Title: Message
Woops. Forget about my Timer comment. I saw TTime and read TTimer.
 
Stacey
-----Original Message-----
From: [EMAIL PROTECTED] [mailto:[EMAIL PROTECTED] On Behalf Of Stacey Verner
Sent: Wednesday, 11 August 2004 10:47
To: NZ Borland Developers Group - Delphi List
Subject: RE: [DUG] Stringlist - to clear or not to clear

There won't be any performance difference as both options are essentially the same. Free does a clear first anyway and the time taken to destroy and create the objects is minimal.
 
Conventinal wisdom says that you should avoid reusing variables for different tasks to avoid confusion.
 
You don't need to use a timer to see how long something takes. Timers are for repeating.
 
Instead do something like:
 
LStart := Now;
 
// Do your stuff.

---*---

**Tasks for this exercise:**
1) According to the email, what does Free do first?
2) Write out the part of the email starting with "There won't be" and going on through "Do your stuff.".
3) Say whether each statement agrees with the email, giving yes or no and quoting the deciding words: (a) The two options will differ noticeably in performance. (b) Timers are for repeating. (c) The original message was sent on a Wednesday.

---*---

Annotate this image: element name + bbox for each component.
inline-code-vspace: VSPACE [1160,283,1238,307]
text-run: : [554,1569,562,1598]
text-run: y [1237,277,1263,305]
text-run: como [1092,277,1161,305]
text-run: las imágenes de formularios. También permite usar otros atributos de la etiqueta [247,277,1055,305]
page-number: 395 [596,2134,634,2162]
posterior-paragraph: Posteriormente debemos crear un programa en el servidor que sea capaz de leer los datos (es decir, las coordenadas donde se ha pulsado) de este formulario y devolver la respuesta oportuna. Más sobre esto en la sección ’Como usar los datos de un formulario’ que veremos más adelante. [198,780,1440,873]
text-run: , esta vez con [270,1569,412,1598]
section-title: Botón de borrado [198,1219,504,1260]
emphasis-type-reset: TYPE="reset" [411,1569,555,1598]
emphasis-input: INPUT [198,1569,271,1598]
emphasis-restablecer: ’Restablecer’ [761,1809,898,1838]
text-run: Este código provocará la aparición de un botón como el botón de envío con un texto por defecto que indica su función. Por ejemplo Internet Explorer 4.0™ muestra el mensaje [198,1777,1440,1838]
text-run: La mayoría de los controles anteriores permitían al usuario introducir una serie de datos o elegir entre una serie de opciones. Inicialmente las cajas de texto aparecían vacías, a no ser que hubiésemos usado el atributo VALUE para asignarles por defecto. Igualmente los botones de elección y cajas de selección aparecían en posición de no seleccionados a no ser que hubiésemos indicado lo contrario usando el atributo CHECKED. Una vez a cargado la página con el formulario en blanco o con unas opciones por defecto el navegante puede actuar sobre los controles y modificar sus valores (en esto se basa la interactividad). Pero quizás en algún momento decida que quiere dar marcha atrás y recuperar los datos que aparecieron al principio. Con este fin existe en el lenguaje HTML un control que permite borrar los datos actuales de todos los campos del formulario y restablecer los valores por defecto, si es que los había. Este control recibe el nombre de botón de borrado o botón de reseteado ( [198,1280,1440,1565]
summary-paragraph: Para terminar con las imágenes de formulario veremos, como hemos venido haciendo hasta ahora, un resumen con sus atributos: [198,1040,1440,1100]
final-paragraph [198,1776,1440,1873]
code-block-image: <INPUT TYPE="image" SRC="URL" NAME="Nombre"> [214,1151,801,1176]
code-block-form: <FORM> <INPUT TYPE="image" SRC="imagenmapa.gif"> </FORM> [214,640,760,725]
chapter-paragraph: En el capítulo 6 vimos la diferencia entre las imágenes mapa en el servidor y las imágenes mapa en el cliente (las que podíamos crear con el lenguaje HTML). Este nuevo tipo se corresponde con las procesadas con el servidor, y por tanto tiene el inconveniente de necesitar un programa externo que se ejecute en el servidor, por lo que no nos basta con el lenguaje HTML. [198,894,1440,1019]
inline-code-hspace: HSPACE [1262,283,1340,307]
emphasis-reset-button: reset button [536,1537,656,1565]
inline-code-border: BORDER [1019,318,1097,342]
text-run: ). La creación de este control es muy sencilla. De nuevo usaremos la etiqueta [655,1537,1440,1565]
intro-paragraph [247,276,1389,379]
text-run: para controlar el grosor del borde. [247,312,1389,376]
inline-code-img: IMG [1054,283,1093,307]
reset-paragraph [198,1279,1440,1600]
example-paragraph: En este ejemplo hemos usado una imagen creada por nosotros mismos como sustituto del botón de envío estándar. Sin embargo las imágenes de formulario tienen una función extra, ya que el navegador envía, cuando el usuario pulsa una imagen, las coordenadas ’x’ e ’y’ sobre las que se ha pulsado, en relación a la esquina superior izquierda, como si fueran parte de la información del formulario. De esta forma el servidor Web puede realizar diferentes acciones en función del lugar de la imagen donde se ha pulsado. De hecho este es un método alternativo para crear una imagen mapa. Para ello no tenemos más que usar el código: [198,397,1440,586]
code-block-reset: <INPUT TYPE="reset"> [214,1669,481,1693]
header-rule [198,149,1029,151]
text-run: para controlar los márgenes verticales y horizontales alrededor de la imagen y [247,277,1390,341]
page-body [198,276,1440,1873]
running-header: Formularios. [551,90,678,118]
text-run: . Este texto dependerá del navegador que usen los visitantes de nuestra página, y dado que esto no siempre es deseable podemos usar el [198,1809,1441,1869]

---*---

**Expected responses:**
1) Free does a clear first.

2)
There won't be any performance difference as both options are essentially the same. Free does a clear first anyway and the time taken to destroy and create the objects is minimal.
 
Conventinal wisdom says that you should avoid reusing variables for different tasks to avoid confusion.
 
You don't need to use a timer to see how long something takes. Timers are for repeating.
 
Instead do something like:
 
LStart := Now;
 
// Do your stuff.

3)
(a) No: "There won't be any performance difference as both options are essentially the same."
(b) Yes: "Timers are for repeating."
(c) Yes: "Sent: Wednesday, 11 August 2004 10:47"